_SOURCE DOCUMENT_.
Ann Cuneo (March 6, 1926 – June 26, 2012) was an American competition swimmer and two-time Olympic champion.

Ann Elisabeth Curtis was born in San Francisco, California, and began swimming at the age of 9 under the teaching of nuns while she and her sister spent two years at the Ursuline Convent boarding school in Santa Rosa. Eventually, she began training under Charlie Sava as a member of the San Francisco Crystal Plunge swimming club. In 1944, at age 18, she became the first woman, as well as the first swimmer, to receive the coveted James E. Sullivan Award, recognizing her as the outstanding American amateur athlete of the year.

Curtis competed at the 1948 Summer Olympics in London, England, winning a medal in every freestyle swimming race in which women were allowed to enter at the time. She won her first gold medal in the women's 400-meter freestyle, setting an Olympic record on the way to winning by a margin of nearly four seconds. In her next race, she received the silver medal for her second-place finish in the women's 100-meter freestyle, a disappointing finish for her. She would later say she felt like she "had let down the world."

However, her favorite moment of the Games came during the third event, when she won her second gold medal as a member of the women's 4×100-meter freestyle relay team. The United States was not favored to win, in part because she had placed second in the 100-meter individual event. When she took the water for the anchor leg in the relay, the United States team was in third place; she passed Johanna "Hannie" Termeulen of Holland and then Fritze Carstensen of Denmark to win the gold medal for the US by four-tenths of a second, setting another Olympic record in the process. When she returned to San Francisco, she was honored in a parade along Market Street.

_WRITTEN PROBLEM 1_.
From the swimmer biography, print the passage starting with "Ann Elisabeth Curtis" and going on through "of the year.".
_WRITTEN PROBLEM 2_.
Answer these from the swimmer biography:
(a) At what age did the swimmer begin swimming?
(b) In what year did she receive the James E. Sullivan Award?
(c) By what margin did the United States win the women's 4×100-meter freestyle relay?
_WRITTEN PROBLEM 3_.
Condense the paragraph of the swimmer biography that begins "Curtis competed at the 1948 Summer Olympics" into a short list that keeps its main facts.
The lines after this point have no connection to the swimmer biography.

_RECORDED DATA_.
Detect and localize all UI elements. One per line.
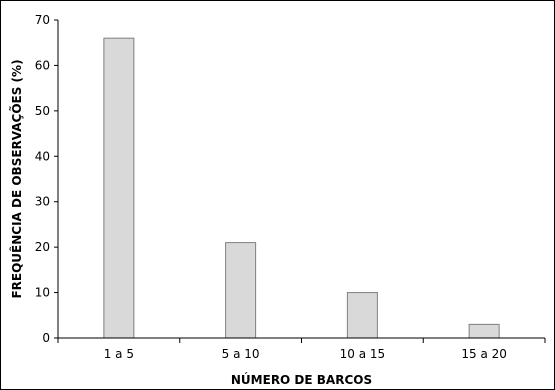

_OUTPUT 1_.
Ann Elisabeth Curtis was born in San Francisco, California, and began swimming at the age of 9 under the teaching of nuns while she and her sister spent two years at the Ursuline Convent boarding school in Santa Rosa. Eventually, she began training under Charlie Sava as a member of the San Francisco Crystal Plunge swimming club. In 1944, at age 18, she became the first woman, as well as the first swimmer, to receive the coveted James E. Sullivan Award, recognizing her as the outstanding American amateur athlete of the year.

_OUTPUT 2_.
(a) At age 9.
(b) 1944.
(c) Four-tenths of a second.

_OUTPUT 3_.
- At the 1948 Summer Olympics in London, Curtis won a medal in every freestyle race then open to women.
- 400-meter freestyle: gold, with an Olympic record and a winning margin of nearly four seconds.
- 100-meter freestyle: silver, a disappointing finish after which she said she felt she "had let down the world."